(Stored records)
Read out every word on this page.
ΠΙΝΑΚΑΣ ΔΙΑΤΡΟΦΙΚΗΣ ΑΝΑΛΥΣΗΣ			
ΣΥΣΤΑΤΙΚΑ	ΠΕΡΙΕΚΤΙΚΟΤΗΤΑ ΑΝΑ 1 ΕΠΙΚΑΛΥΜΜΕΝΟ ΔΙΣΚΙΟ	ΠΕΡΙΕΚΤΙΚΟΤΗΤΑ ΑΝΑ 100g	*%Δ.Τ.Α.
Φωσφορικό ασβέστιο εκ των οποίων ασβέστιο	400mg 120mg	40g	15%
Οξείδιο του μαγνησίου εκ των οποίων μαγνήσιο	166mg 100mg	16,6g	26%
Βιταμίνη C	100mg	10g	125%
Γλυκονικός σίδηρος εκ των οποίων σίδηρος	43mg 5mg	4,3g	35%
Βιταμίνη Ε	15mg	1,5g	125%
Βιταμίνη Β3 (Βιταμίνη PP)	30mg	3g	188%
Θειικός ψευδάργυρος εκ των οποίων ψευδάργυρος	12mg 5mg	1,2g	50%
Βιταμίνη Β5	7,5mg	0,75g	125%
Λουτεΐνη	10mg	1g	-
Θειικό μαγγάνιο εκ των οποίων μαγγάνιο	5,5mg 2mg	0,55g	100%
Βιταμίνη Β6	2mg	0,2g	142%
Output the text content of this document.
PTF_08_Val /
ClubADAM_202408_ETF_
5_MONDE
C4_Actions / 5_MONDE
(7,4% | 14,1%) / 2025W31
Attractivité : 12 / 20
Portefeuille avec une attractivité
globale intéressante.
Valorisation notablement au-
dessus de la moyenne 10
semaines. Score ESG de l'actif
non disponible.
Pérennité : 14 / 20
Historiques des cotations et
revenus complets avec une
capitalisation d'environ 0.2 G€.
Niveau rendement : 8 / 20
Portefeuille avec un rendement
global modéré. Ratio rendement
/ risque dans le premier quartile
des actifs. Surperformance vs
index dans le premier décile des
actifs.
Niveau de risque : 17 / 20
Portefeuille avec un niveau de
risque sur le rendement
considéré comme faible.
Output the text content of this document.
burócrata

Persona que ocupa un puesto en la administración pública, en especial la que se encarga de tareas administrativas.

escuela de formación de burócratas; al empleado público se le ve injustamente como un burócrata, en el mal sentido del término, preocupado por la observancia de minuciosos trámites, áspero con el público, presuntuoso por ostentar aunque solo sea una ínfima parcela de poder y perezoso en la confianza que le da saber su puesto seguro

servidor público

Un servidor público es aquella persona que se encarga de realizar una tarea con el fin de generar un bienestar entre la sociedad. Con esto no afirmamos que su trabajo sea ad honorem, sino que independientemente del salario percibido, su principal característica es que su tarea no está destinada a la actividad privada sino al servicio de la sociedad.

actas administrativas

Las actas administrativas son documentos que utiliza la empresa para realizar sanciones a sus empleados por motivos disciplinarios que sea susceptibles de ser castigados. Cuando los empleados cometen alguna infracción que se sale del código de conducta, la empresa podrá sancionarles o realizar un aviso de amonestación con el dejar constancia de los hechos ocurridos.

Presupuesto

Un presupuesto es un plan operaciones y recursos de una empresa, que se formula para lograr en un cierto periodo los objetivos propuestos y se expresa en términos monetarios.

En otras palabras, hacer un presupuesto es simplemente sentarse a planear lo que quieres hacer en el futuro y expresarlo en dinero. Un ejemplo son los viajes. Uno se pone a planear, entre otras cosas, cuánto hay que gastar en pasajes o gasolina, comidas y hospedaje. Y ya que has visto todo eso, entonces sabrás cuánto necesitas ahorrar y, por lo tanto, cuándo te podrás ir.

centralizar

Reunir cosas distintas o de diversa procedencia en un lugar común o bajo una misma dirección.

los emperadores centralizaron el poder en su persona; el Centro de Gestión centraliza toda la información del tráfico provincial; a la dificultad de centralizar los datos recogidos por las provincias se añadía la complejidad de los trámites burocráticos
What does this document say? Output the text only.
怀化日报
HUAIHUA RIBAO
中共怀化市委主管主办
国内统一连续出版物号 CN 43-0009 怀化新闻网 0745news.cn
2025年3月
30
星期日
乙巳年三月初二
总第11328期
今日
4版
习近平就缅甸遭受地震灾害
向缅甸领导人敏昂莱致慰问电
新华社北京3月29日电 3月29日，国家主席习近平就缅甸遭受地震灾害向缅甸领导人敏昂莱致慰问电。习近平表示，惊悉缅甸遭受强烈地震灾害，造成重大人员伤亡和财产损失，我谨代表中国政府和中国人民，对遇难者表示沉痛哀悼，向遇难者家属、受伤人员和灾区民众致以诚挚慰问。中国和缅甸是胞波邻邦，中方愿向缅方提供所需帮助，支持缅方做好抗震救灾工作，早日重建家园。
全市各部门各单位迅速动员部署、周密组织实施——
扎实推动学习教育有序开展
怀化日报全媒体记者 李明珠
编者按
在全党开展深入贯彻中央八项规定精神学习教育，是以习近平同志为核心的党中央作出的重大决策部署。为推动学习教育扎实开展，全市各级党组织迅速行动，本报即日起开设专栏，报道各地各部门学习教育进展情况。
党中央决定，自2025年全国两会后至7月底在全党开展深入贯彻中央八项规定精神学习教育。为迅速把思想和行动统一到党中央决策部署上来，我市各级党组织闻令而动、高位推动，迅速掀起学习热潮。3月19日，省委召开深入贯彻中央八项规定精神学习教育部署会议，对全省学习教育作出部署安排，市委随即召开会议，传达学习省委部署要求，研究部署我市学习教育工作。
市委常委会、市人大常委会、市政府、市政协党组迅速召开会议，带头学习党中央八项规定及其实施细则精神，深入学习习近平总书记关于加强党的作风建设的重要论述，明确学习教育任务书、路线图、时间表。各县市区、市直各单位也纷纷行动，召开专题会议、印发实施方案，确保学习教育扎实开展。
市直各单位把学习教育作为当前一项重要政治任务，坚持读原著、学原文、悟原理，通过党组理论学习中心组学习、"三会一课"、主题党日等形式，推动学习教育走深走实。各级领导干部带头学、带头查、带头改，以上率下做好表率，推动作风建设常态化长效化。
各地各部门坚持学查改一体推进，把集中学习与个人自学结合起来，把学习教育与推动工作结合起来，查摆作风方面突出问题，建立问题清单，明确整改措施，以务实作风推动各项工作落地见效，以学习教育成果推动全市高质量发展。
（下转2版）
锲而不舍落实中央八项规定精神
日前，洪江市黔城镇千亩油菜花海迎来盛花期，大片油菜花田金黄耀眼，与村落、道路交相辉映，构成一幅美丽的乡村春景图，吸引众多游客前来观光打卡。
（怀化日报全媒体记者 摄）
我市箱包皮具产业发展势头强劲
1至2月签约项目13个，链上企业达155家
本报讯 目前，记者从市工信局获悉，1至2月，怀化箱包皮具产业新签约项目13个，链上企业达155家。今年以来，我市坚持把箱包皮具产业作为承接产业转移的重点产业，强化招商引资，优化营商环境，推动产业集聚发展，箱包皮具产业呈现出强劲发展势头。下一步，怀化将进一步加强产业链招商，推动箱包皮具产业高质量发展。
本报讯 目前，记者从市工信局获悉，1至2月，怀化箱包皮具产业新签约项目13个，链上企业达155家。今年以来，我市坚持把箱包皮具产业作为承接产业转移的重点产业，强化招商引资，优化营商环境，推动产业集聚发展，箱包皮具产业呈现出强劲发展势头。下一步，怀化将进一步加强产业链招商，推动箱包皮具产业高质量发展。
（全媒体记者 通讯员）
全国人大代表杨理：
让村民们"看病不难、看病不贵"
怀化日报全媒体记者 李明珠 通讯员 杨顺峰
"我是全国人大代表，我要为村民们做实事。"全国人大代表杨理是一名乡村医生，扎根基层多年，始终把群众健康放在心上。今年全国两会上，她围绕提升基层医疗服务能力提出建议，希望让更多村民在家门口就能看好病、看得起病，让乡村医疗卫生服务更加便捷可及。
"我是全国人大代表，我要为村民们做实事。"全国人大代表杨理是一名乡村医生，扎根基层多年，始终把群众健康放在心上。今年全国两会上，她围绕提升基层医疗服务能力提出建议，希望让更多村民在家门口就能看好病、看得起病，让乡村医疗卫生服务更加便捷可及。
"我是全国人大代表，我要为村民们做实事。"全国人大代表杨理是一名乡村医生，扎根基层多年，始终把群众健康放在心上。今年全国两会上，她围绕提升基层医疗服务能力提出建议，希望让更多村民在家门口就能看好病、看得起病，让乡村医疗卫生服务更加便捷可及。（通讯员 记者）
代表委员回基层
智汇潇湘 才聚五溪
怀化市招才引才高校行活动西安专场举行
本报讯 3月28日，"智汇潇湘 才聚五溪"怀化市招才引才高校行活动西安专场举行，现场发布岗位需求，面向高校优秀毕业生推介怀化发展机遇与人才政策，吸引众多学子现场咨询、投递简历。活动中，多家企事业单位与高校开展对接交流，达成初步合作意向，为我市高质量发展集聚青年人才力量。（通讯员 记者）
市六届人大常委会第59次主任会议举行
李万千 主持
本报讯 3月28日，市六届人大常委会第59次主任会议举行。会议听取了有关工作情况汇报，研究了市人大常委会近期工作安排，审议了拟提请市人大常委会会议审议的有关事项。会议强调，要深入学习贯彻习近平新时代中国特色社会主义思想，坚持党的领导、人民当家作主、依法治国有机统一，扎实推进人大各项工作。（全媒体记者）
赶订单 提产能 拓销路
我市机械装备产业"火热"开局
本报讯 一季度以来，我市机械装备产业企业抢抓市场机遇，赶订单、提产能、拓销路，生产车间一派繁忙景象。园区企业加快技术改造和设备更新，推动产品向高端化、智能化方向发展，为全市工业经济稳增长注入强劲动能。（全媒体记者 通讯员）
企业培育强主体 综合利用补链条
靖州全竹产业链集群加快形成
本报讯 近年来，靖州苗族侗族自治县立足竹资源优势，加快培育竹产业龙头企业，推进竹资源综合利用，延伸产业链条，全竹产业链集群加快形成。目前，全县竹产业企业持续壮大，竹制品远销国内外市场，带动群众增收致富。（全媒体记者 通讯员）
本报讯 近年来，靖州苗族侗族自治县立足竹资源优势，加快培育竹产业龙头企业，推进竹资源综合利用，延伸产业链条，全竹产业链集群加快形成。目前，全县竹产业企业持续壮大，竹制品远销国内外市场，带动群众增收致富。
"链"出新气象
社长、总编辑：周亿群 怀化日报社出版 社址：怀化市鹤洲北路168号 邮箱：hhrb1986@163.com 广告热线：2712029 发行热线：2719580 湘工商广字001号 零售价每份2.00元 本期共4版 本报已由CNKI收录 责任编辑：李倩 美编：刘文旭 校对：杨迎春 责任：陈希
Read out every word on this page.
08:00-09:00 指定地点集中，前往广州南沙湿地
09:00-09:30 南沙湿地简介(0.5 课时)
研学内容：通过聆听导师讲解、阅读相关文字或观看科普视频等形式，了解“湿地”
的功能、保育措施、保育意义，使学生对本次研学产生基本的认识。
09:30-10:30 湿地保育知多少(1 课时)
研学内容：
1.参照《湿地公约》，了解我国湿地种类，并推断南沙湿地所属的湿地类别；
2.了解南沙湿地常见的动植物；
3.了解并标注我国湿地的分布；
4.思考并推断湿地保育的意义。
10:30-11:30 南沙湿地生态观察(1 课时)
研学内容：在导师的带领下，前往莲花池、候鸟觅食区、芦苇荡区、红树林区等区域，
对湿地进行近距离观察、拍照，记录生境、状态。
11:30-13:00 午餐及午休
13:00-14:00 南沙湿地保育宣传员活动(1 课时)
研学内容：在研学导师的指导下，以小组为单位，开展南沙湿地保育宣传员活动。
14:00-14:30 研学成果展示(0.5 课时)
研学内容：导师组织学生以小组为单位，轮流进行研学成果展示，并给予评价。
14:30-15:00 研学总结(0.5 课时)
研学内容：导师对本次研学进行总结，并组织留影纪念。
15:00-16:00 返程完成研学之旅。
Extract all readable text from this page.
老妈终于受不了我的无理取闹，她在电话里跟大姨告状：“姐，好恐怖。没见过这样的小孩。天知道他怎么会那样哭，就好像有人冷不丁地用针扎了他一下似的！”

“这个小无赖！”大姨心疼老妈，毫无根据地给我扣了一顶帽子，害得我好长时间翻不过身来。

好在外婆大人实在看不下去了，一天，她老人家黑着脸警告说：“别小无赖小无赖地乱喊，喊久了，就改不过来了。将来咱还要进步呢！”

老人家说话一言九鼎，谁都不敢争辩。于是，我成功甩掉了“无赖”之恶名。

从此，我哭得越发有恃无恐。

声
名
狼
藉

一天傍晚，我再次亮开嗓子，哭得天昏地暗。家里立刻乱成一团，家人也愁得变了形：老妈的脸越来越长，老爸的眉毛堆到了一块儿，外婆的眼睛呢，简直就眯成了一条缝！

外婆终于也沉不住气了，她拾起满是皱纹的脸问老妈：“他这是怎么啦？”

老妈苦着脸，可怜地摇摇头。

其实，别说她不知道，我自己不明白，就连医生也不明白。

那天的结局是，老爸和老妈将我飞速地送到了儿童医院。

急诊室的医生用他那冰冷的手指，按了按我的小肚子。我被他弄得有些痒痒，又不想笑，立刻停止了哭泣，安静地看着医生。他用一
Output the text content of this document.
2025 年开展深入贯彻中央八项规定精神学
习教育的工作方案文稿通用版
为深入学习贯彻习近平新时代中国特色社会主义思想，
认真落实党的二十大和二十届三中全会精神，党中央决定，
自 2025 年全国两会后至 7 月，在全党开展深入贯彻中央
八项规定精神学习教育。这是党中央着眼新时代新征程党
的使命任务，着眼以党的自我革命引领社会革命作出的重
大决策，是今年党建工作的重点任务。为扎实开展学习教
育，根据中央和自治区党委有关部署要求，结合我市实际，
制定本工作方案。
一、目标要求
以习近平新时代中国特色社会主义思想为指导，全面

WRITTEN TASK
Using the listing above, list every line in which the string "οποίων" occurs.

SOLVED PROBLEM
Φωσφορικό ασβέστιο εκ των οποίων ασβέστιο	400mg 120mg	40g	15%
Οξείδιο του μαγνησίου εκ των οποίων μαγνήσιο	166mg 100mg	16,6g	26%
Γλυκονικός σίδηρος εκ των οποίων σίδηρος	43mg 5mg	4,3g	35%
Θειικός ψευδάργυρος εκ των οποίων ψευδάργυρος	12mg 5mg	1,2g	50%
Θειικό μαγγάνιο εκ των οποίων μαγγάνιο	5,5mg 2mg	0,55g	100%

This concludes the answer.